--- TASK ---
Reproduce the records that follow in full, excluding any picture they contain.

--- PROVIDED RECORDS ---
-=-=-

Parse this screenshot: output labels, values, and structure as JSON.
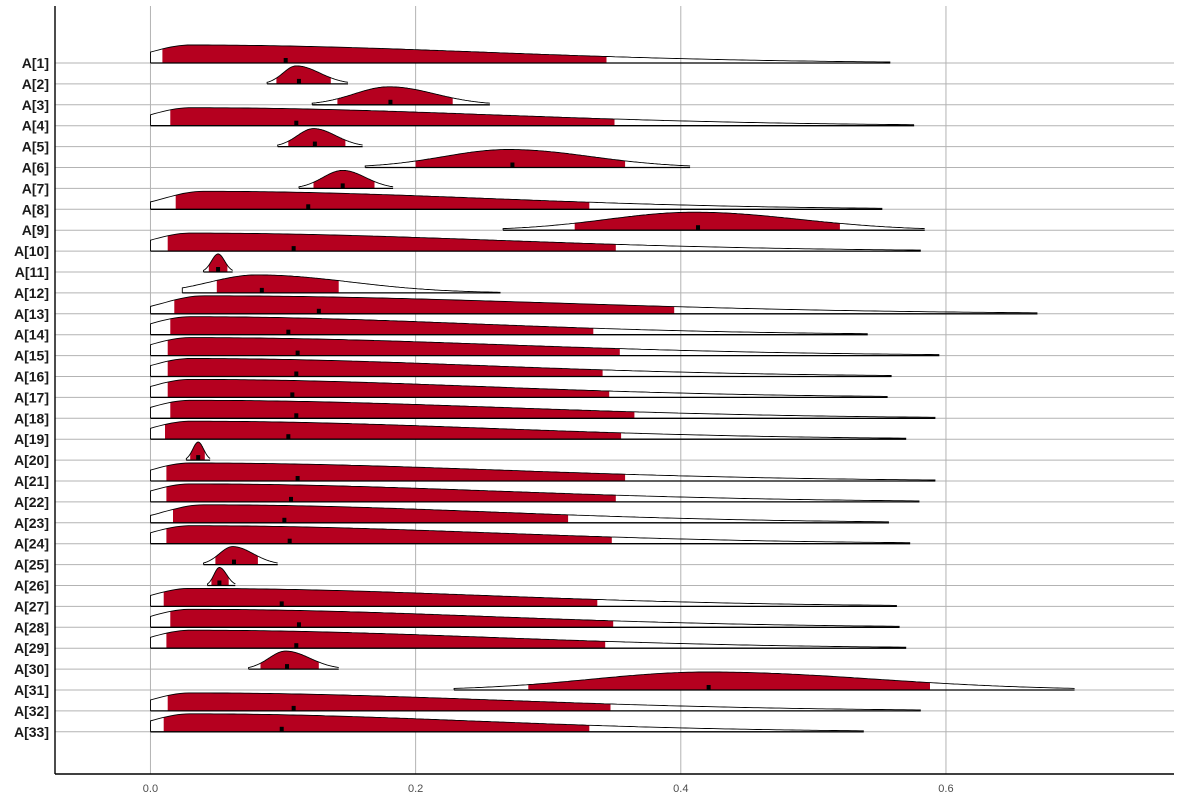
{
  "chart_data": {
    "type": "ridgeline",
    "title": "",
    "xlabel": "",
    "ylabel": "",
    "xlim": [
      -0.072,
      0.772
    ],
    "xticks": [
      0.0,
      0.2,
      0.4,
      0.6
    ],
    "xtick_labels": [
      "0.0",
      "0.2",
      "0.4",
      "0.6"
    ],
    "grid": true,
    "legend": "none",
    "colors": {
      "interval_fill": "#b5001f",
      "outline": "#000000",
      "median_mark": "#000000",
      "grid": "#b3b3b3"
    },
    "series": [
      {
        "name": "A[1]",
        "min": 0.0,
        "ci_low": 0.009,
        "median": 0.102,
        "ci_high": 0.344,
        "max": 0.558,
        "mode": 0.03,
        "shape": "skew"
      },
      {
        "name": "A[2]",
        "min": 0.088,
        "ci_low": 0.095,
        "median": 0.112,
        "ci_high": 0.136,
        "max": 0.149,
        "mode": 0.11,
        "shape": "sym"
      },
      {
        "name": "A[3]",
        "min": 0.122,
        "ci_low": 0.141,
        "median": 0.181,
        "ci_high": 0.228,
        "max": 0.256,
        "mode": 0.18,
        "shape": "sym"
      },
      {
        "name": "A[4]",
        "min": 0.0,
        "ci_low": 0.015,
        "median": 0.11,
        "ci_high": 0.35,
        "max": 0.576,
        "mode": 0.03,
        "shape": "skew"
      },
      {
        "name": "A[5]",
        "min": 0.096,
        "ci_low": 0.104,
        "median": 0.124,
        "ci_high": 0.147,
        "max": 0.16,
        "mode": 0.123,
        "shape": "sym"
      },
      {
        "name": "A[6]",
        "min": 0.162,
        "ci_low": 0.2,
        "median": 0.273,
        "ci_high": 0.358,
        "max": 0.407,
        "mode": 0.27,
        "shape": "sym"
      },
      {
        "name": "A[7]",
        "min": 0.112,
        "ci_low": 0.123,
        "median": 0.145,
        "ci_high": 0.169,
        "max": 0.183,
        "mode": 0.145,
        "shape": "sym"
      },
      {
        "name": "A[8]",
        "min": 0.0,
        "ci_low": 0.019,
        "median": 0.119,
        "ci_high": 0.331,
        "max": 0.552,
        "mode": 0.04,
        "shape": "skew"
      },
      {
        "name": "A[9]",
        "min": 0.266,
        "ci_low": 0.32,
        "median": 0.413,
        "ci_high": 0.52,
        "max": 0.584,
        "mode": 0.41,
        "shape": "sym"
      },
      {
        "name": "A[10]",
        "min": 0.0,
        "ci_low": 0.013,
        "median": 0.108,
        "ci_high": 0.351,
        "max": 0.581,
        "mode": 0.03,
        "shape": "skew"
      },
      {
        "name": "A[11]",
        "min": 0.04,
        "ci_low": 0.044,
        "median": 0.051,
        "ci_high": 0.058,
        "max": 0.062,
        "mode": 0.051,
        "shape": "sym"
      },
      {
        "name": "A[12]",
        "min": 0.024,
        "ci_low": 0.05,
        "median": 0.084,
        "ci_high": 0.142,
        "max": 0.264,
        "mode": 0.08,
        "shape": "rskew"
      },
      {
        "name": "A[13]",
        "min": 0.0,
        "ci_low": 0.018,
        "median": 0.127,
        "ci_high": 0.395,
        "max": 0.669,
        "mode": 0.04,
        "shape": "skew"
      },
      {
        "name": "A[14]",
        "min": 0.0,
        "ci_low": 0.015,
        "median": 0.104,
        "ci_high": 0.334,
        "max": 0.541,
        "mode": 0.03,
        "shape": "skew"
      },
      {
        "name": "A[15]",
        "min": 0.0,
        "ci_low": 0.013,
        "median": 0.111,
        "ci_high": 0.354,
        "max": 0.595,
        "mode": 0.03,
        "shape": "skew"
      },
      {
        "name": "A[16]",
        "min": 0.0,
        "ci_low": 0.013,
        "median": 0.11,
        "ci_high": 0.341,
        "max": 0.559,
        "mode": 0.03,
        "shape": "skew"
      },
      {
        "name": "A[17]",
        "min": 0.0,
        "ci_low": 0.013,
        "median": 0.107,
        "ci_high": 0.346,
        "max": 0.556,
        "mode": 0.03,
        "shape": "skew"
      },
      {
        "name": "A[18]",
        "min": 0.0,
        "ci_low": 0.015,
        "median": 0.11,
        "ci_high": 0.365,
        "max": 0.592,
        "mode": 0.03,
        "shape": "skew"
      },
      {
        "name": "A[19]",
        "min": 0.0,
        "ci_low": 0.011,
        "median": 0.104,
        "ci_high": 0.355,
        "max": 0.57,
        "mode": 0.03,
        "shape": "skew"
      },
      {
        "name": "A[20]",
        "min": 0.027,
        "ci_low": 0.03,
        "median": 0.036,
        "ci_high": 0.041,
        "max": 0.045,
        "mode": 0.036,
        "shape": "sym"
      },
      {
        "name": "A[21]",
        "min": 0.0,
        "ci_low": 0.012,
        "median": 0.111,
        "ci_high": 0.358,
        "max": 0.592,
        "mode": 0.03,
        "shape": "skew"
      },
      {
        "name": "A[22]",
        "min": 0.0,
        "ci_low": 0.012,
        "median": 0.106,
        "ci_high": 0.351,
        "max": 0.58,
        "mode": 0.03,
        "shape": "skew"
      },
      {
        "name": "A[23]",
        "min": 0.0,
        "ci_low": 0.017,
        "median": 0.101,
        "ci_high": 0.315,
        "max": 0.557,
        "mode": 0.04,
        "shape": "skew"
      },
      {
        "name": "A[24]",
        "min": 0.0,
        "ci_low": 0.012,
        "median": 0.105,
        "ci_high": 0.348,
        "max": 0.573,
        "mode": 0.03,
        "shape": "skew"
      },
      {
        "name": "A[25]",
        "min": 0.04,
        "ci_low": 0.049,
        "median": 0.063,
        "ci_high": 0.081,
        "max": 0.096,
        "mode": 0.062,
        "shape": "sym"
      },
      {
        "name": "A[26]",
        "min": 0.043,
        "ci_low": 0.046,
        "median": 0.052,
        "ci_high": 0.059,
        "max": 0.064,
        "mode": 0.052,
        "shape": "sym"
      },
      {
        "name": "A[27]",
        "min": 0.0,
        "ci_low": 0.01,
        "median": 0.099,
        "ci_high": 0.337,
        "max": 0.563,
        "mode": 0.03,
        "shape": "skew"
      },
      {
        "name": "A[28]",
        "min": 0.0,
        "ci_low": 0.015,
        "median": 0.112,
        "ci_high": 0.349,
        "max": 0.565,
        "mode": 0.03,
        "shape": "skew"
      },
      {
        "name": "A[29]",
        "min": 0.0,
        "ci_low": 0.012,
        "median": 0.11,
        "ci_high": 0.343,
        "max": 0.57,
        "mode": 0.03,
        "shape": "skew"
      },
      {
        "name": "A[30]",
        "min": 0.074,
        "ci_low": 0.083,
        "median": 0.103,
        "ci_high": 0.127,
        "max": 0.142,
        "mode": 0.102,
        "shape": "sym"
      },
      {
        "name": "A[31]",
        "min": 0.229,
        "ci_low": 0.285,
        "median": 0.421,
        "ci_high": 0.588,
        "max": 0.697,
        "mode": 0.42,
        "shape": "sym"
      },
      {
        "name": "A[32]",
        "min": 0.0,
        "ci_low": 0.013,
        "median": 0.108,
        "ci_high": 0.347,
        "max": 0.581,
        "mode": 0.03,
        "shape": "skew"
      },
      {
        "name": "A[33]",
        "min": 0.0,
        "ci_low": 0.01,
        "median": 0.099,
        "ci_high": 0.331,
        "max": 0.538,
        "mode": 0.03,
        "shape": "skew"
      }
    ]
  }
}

-=-=-

--- TASK RESPONSE ---
Parse this screenshot: output labels, values, and structure as JSON.
{
  "chart_data": {
    "type": "ridgeline",
    "title": "",
    "xlabel": "",
    "ylabel": "",
    "xlim": [
      -0.072,
      0.772
    ],
    "xticks": [
      0.0,
      0.2,
      0.4,
      0.6
    ],
    "xtick_labels": [
      "0.0",
      "0.2",
      "0.4",
      "0.6"
    ],
    "grid": true,
    "legend": "none",
    "colors": {
      "interval_fill": "#b5001f",
      "outline": "#000000",
      "median_mark": "#000000",
      "grid": "#b3b3b3"
    },
    "series": [
      {
        "name": "A[1]",
        "min": 0.0,
        "ci_low": 0.009,
        "median": 0.102,
        "ci_high": 0.344,
        "max": 0.558,
        "mode": 0.03,
        "shape": "skew"
      },
      {
        "name": "A[2]",
        "min": 0.088,
        "ci_low": 0.095,
        "median": 0.112,
        "ci_high": 0.136,
        "max": 0.149,
        "mode": 0.11,
        "shape": "sym"
      },
      {
        "name": "A[3]",
        "min": 0.122,
        "ci_low": 0.141,
        "median": 0.181,
        "ci_high": 0.228,
        "max": 0.256,
        "mode": 0.18,
        "shape": "sym"
      },
      {
        "name": "A[4]",
        "min": 0.0,
        "ci_low": 0.015,
        "median": 0.11,
        "ci_high": 0.35,
        "max": 0.576,
        "mode": 0.03,
        "shape": "skew"
      },
      {
        "name": "A[5]",
        "min": 0.096,
        "ci_low": 0.104,
        "median": 0.124,
        "ci_high": 0.147,
        "max": 0.16,
        "mode": 0.123,
        "shape": "sym"
      },
      {
        "name": "A[6]",
        "min": 0.162,
        "ci_low": 0.2,
        "median": 0.273,
        "ci_high": 0.358,
        "max": 0.407,
        "mode": 0.27,
        "shape": "sym"
      },
      {
        "name": "A[7]",
        "min": 0.112,
        "ci_low": 0.123,
        "median": 0.145,
        "ci_high": 0.169,
        "max": 0.183,
        "mode": 0.145,
        "shape": "sym"
      },
      {
        "name": "A[8]",
        "min": 0.0,
        "ci_low": 0.019,
        "median": 0.119,
        "ci_high": 0.331,
        "max": 0.552,
        "mode": 0.04,
        "shape": "skew"
      },
      {
        "name": "A[9]",
        "min": 0.266,
        "ci_low": 0.32,
        "median": 0.413,
        "ci_high": 0.52,
        "max": 0.584,
        "mode": 0.41,
        "shape": "sym"
      },
      {
        "name": "A[10]",
        "min": 0.0,
        "ci_low": 0.013,
        "median": 0.108,
        "ci_high": 0.351,
        "max": 0.581,
        "mode": 0.03,
        "shape": "skew"
      },
      {
        "name": "A[11]",
        "min": 0.04,
        "ci_low": 0.044,
        "median": 0.051,
        "ci_high": 0.058,
        "max": 0.062,
        "mode": 0.051,
        "shape": "sym"
      },
      {
        "name": "A[12]",
        "min": 0.024,
        "ci_low": 0.05,
        "median": 0.084,
        "ci_high": 0.142,
        "max": 0.264,
        "mode": 0.08,
        "shape": "rskew"
      },
      {
        "name": "A[13]",
        "min": 0.0,
        "ci_low": 0.018,
        "median": 0.127,
        "ci_high": 0.395,
        "max": 0.669,
        "mode": 0.04,
        "shape": "skew"
      },
      {
        "name": "A[14]",
        "min": 0.0,
        "ci_low": 0.015,
        "median": 0.104,
        "ci_high": 0.334,
        "max": 0.541,
        "mode": 0.03,
        "shape": "skew"
      },
      {
        "name": "A[15]",
        "min": 0.0,
        "ci_low": 0.013,
        "median": 0.111,
        "ci_high": 0.354,
        "max": 0.595,
        "mode": 0.03,
        "shape": "skew"
      },
      {
        "name": "A[16]",
        "min": 0.0,
        "ci_low": 0.013,
        "median": 0.11,
        "ci_high": 0.341,
        "max": 0.559,
        "mode": 0.03,
        "shape": "skew"
      },
      {
        "name": "A[17]",
        "min": 0.0,
        "ci_low": 0.013,
        "median": 0.107,
        "ci_high": 0.346,
        "max": 0.556,
        "mode": 0.03,
        "shape": "skew"
      },
      {
        "name": "A[18]",
        "min": 0.0,
        "ci_low": 0.015,
        "median": 0.11,
        "ci_high": 0.365,
        "max": 0.592,
        "mode": 0.03,
        "shape": "skew"
      },
      {
        "name": "A[19]",
        "min": 0.0,
        "ci_low": 0.011,
        "median": 0.104,
        "ci_high": 0.355,
        "max": 0.57,
        "mode": 0.03,
        "shape": "skew"
      },
      {
        "name": "A[20]",
        "min": 0.027,
        "ci_low": 0.03,
        "median": 0.036,
        "ci_high": 0.041,
        "max": 0.045,
        "mode": 0.036,
        "shape": "sym"
      },
      {
        "name": "A[21]",
        "min": 0.0,
        "ci_low": 0.012,
        "median": 0.111,
        "ci_high": 0.358,
        "max": 0.592,
        "mode": 0.03,
        "shape": "skew"
      },
      {
        "name": "A[22]",
        "min": 0.0,
        "ci_low": 0.012,
        "median": 0.106,
        "ci_high": 0.351,
        "max": 0.58,
        "mode": 0.03,
        "shape": "skew"
      },
      {
        "name": "A[23]",
        "min": 0.0,
        "ci_low": 0.017,
        "median": 0.101,
        "ci_high": 0.315,
        "max": 0.557,
        "mode": 0.04,
        "shape": "skew"
      },
      {
        "name": "A[24]",
        "min": 0.0,
        "ci_low": 0.012,
        "median": 0.105,
        "ci_high": 0.348,
        "max": 0.573,
        "mode": 0.03,
        "shape": "skew"
      },
      {
        "name": "A[25]",
        "min": 0.04,
        "ci_low": 0.049,
        "median": 0.063,
        "ci_high": 0.081,
        "max": 0.096,
        "mode": 0.062,
        "shape": "sym"
      },
      {
        "name": "A[26]",
        "min": 0.043,
        "ci_low": 0.046,
        "median": 0.052,
        "ci_high": 0.059,
        "max": 0.064,
        "mode": 0.052,
        "shape": "sym"
      },
      {
        "name": "A[27]",
        "min": 0.0,
        "ci_low": 0.01,
        "median": 0.099,
        "ci_high": 0.337,
        "max": 0.563,
        "mode": 0.03,
        "shape": "skew"
      },
      {
        "name": "A[28]",
        "min": 0.0,
        "ci_low": 0.015,
        "median": 0.112,
        "ci_high": 0.349,
        "max": 0.565,
        "mode": 0.03,
        "shape": "skew"
      },
      {
        "name": "A[29]",
        "min": 0.0,
        "ci_low": 0.012,
        "median": 0.11,
        "ci_high": 0.343,
        "max": 0.57,
        "mode": 0.03,
        "shape": "skew"
      },
      {
        "name": "A[30]",
        "min": 0.074,
        "ci_low": 0.083,
        "median": 0.103,
        "ci_high": 0.127,
        "max": 0.142,
        "mode": 0.102,
        "shape": "sym"
      },
      {
        "name": "A[31]",
        "min": 0.229,
        "ci_low": 0.285,
        "median": 0.421,
        "ci_high": 0.588,
        "max": 0.697,
        "mode": 0.42,
        "shape": "sym"
      },
      {
        "name": "A[32]",
        "min": 0.0,
        "ci_low": 0.013,
        "median": 0.108,
        "ci_high": 0.347,
        "max": 0.581,
        "mode": 0.03,
        "shape": "skew"
      },
      {
        "name": "A[33]",
        "min": 0.0,
        "ci_low": 0.01,
        "median": 0.099,
        "ci_high": 0.331,
        "max": 0.538,
        "mode": 0.03,
        "shape": "skew"
      }
    ]
  }
}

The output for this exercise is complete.